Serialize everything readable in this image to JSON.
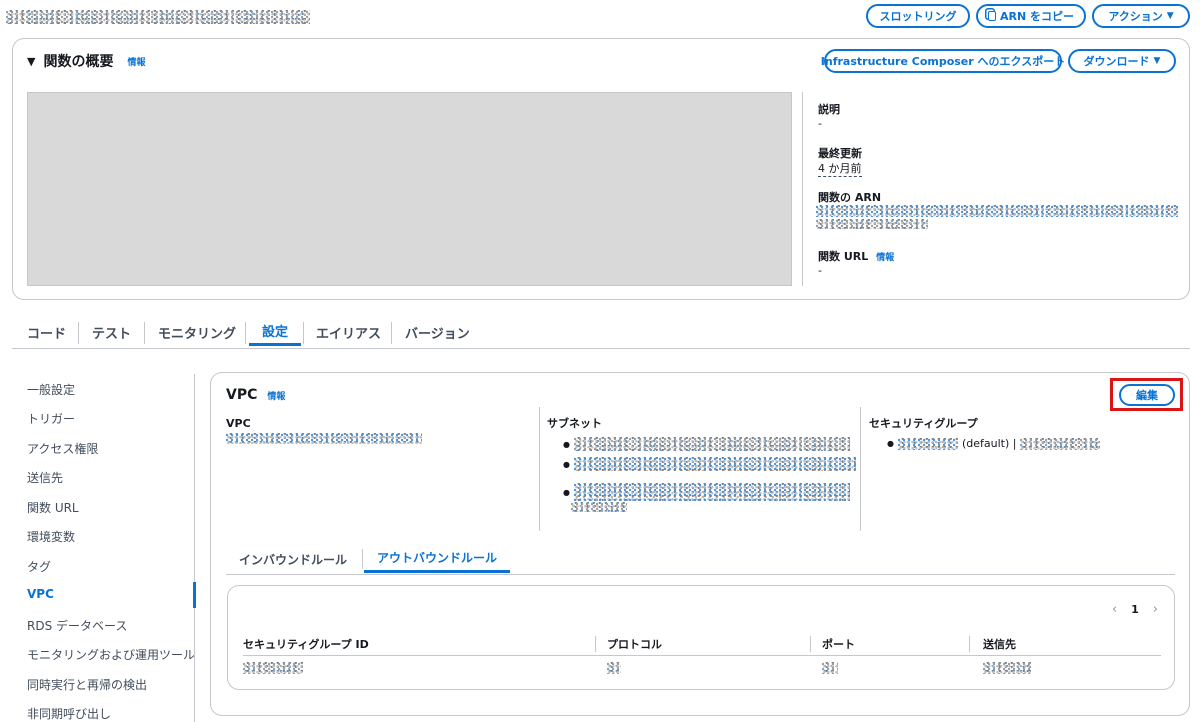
{
  "header": {
    "buttons": {
      "throttle": "スロットリング",
      "copy_arn": "ARN をコピー",
      "actions": "アクション"
    }
  },
  "overview": {
    "title": "関数の概要",
    "info": "情報",
    "export": "Infrastructure Composer へのエクスポート",
    "download": "ダウンロード",
    "description_label": "説明",
    "description_value": "-",
    "last_modified_label": "最終更新",
    "last_modified_value": "4 か月前",
    "arn_label": "関数の ARN",
    "url_label": "関数 URL",
    "url_info": "情報",
    "url_value": "-"
  },
  "tabs": [
    {
      "label": "コード"
    },
    {
      "label": "テスト"
    },
    {
      "label": "モニタリング"
    },
    {
      "label": "設定"
    },
    {
      "label": "エイリアス"
    },
    {
      "label": "バージョン"
    }
  ],
  "active_tab": "設定",
  "sidebar": {
    "items": [
      {
        "label": "一般設定"
      },
      {
        "label": "トリガー"
      },
      {
        "label": "アクセス権限"
      },
      {
        "label": "送信先"
      },
      {
        "label": "関数 URL"
      },
      {
        "label": "環境変数"
      },
      {
        "label": "タグ"
      },
      {
        "label": "VPC"
      },
      {
        "label": "RDS データベース"
      },
      {
        "label": "モニタリングおよび運用ツール"
      },
      {
        "label": "同時実行と再帰の検出"
      },
      {
        "label": "非同期呼び出し"
      }
    ],
    "active": "VPC"
  },
  "vpc": {
    "title": "VPC",
    "info": "情報",
    "edit": "編集",
    "vpc_label": "VPC",
    "subnet_label": "サブネット",
    "sg_label": "セキュリティグループ",
    "sg_default": "(default) |",
    "rule_tabs": {
      "inbound": "インバウンドルール",
      "outbound": "アウトバウンドルール"
    },
    "pagination": {
      "prev": "‹",
      "page": "1",
      "next": "›"
    },
    "table": {
      "headers": [
        "セキュリティグループ ID",
        "プロトコル",
        "ポート",
        "送信先"
      ]
    }
  },
  "colors": {
    "accent": "#0972d3",
    "highlight_box": "#d91515",
    "border": "#c6c6cd",
    "placeholder_gray": "#d9d9d9"
  }
}
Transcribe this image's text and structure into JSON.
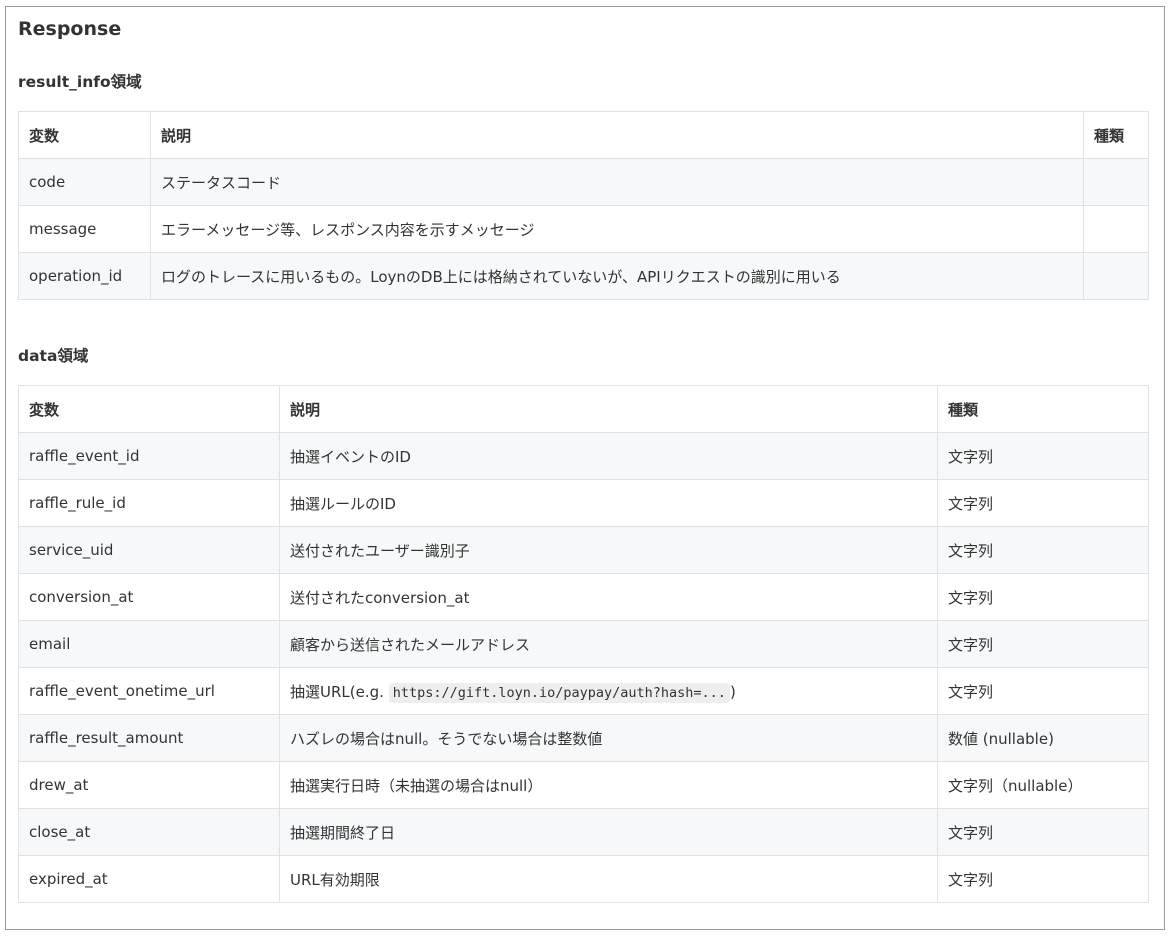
{
  "title": "Response",
  "result_info": {
    "heading": "result_info領域",
    "columns": [
      "変数",
      "説明",
      "種類"
    ],
    "rows": [
      {
        "variable": "code",
        "description": "ステータスコード",
        "type": ""
      },
      {
        "variable": "message",
        "description": "エラーメッセージ等、レスポンス内容を示すメッセージ",
        "type": ""
      },
      {
        "variable": "operation_id",
        "description": "ログのトレースに用いるもの。LoynのDB上には格納されていないが、APIリクエストの識別に用いる",
        "type": ""
      }
    ]
  },
  "data": {
    "heading": "data領域",
    "columns": [
      "変数",
      "説明",
      "種類"
    ],
    "rows": [
      {
        "variable": "raffle_event_id",
        "description": "抽選イベントのID",
        "type": "文字列"
      },
      {
        "variable": "raffle_rule_id",
        "description": "抽選ルールのID",
        "type": "文字列"
      },
      {
        "variable": "service_uid",
        "description": "送付されたユーザー識別子",
        "type": "文字列"
      },
      {
        "variable": "conversion_at",
        "description": "送付されたconversion_at",
        "type": "文字列"
      },
      {
        "variable": "email",
        "description": "顧客から送信されたメールアドレス",
        "type": "文字列"
      },
      {
        "variable": "raffle_event_onetime_url",
        "description_prefix": "抽選URL(e.g.",
        "description_code": "https://gift.loyn.io/paypay/auth?hash=...",
        "description_suffix": ")",
        "type": "文字列"
      },
      {
        "variable": "raffle_result_amount",
        "description": "ハズレの場合はnull。そうでない場合は整数値",
        "type": "数値 (nullable)"
      },
      {
        "variable": "drew_at",
        "description": "抽選実行日時（未抽選の場合はnull）",
        "type": "文字列（nullable）"
      },
      {
        "variable": "close_at",
        "description": "抽選期間終了日",
        "type": "文字列"
      },
      {
        "variable": "expired_at",
        "description": "URL有効期限",
        "type": "文字列"
      }
    ]
  }
}
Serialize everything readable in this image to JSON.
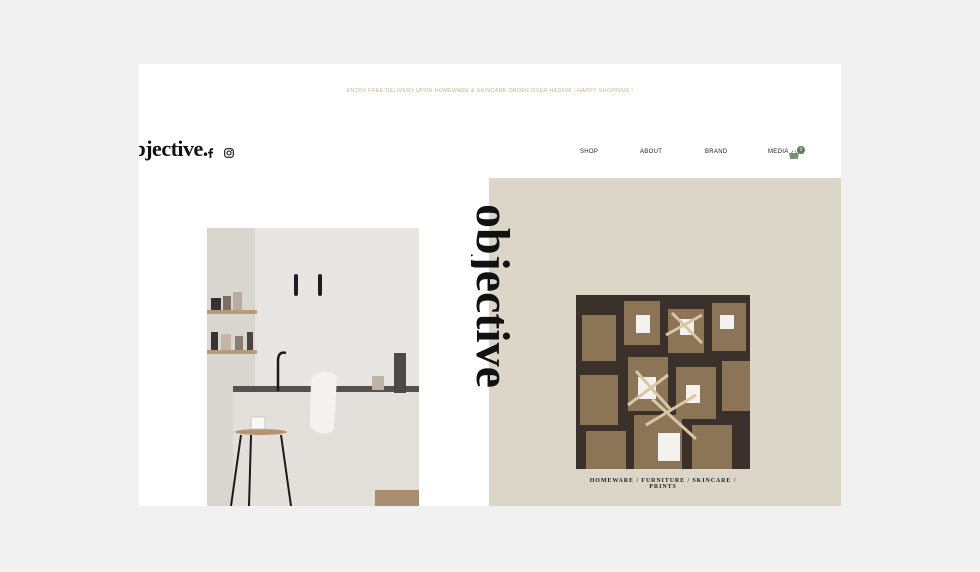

◆ Requirements:
Quote the records in their entirety, keeping the wording exact and excluding pictures.

◆ Reply:
Serialize everything readable in this image to JSON.
{
  "header": {
    "buttons": {
      "throttle": "スロットリング",
      "copy_arn": "ARN をコピー",
      "actions": "アクション"
    }
  },
  "overview": {
    "title": "関数の概要",
    "info": "情報",
    "export": "Infrastructure Composer へのエクスポート",
    "download": "ダウンロード",
    "description_label": "説明",
    "description_value": "-",
    "last_modified_label": "最終更新",
    "last_modified_value": "4 か月前",
    "arn_label": "関数の ARN",
    "url_label": "関数 URL",
    "url_info": "情報",
    "url_value": "-"
  },
  "tabs": [
    {
      "label": "コード"
    },
    {
      "label": "テスト"
    },
    {
      "label": "モニタリング"
    },
    {
      "label": "設定"
    },
    {
      "label": "エイリアス"
    },
    {
      "label": "バージョン"
    }
  ],
  "active_tab": "設定",
  "sidebar": {
    "items": [
      {
        "label": "一般設定"
      },
      {
        "label": "トリガー"
      },
      {
        "label": "アクセス権限"
      },
      {
        "label": "送信先"
      },
      {
        "label": "関数 URL"
      },
      {
        "label": "環境変数"
      },
      {
        "label": "タグ"
      },
      {
        "label": "VPC"
      },
      {
        "label": "RDS データベース"
      },
      {
        "label": "モニタリングおよび運用ツール"
      },
      {
        "label": "同時実行と再帰の検出"
      },
      {
        "label": "非同期呼び出し"
      }
    ],
    "active": "VPC"
  },
  "vpc": {
    "title": "VPC",
    "info": "情報",
    "edit": "編集",
    "vpc_label": "VPC",
    "subnet_label": "サブネット",
    "sg_label": "セキュリティグループ",
    "sg_default": "(default) |",
    "rule_tabs": {
      "inbound": "インバウンドルール",
      "outbound": "アウトバウンドルール"
    },
    "pagination": {
      "prev": "‹",
      "page": "1",
      "next": "›"
    },
    "table": {
      "headers": [
        "セキュリティグループ ID",
        "プロトコル",
        "ポート",
        "送信先"
      ]
    }
  },
  "colors": {
    "accent": "#0972d3",
    "highlight_box": "#d91515",
    "border": "#c6c6cd",
    "placeholder_gray": "#d9d9d9"
  }
}
Transcribe this image's text and structure into JSON.
{
  "title": "Response",
  "result_info": {
    "heading": "result_info領域",
    "columns": [
      "変数",
      "説明",
      "種類"
    ],
    "rows": [
      {
        "variable": "code",
        "description": "ステータスコード",
        "type": ""
      },
      {
        "variable": "message",
        "description": "エラーメッセージ等、レスポンス内容を示すメッセージ",
        "type": ""
      },
      {
        "variable": "operation_id",
        "description": "ログのトレースに用いるもの。LoynのDB上には格納されていないが、APIリクエストの識別に用いる",
        "type": ""
      }
    ]
  },
  "data": {
    "heading": "data領域",
    "columns": [
      "変数",
      "説明",
      "種類"
    ],
    "rows": [
      {
        "variable": "raffle_event_id",
        "description": "抽選イベントのID",
        "type": "文字列"
      },
      {
        "variable": "raffle_rule_id",
        "description": "抽選ルールのID",
        "type": "文字列"
      },
      {
        "variable": "service_uid",
        "description": "送付されたユーザー識別子",
        "type": "文字列"
      },
      {
        "variable": "conversion_at",
        "description": "送付されたconversion_at",
        "type": "文字列"
      },
      {
        "variable": "email",
        "description": "顧客から送信されたメールアドレス",
        "type": "文字列"
      },
      {
        "variable": "raffle_event_onetime_url",
        "description_prefix": "抽選URL(e.g.",
        "description_code": "https://gift.loyn.io/paypay/auth?hash=...",
        "description_suffix": ")",
        "type": "文字列"
      },
      {
        "variable": "raffle_result_amount",
        "description": "ハズレの場合はnull。そうでない場合は整数値",
        "type": "数値 (nullable)"
      },
      {
        "variable": "drew_at",
        "description": "抽選実行日時（未抽選の場合はnull）",
        "type": "文字列（nullable）"
      },
      {
        "variable": "close_at",
        "description": "抽選期間終了日",
        "type": "文字列"
      },
      {
        "variable": "expired_at",
        "description": "URL有効期限",
        "type": "文字列"
      }
    ]
  }
}
Serialize everything readable in this image to JSON.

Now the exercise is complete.